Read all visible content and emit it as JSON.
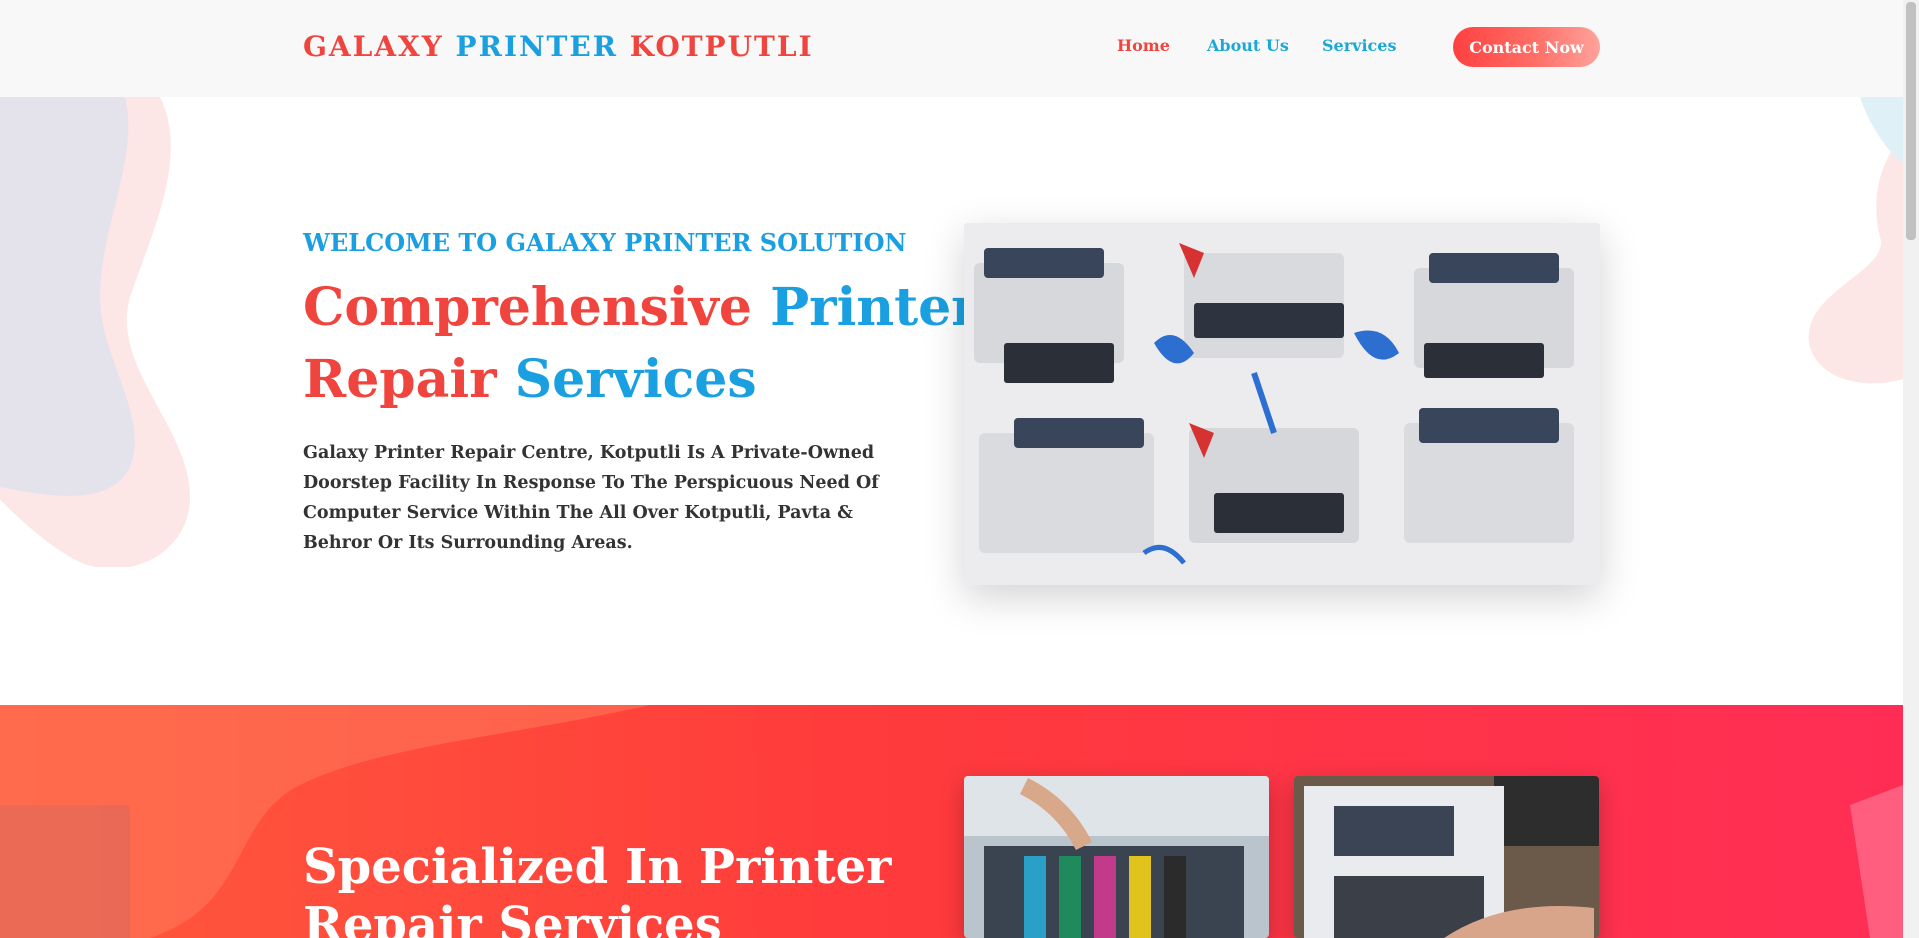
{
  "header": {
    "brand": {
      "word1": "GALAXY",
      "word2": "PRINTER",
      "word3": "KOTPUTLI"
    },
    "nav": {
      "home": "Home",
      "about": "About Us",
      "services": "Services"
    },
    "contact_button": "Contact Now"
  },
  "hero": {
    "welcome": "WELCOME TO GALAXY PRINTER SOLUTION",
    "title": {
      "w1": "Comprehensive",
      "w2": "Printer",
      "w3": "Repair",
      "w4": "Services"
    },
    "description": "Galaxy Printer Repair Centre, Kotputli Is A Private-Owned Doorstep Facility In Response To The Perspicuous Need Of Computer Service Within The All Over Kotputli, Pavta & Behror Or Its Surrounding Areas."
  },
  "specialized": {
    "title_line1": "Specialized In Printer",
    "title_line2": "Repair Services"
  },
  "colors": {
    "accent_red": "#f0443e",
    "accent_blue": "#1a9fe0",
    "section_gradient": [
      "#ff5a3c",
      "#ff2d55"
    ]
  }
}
========================
REQUIREMENTS »
Check every line of the data, and copy the ones that contain "Services".

CORRECT ANSWER »
      "services": "Services"
      "w4": "Services"
    "title_line2": "Repair Services"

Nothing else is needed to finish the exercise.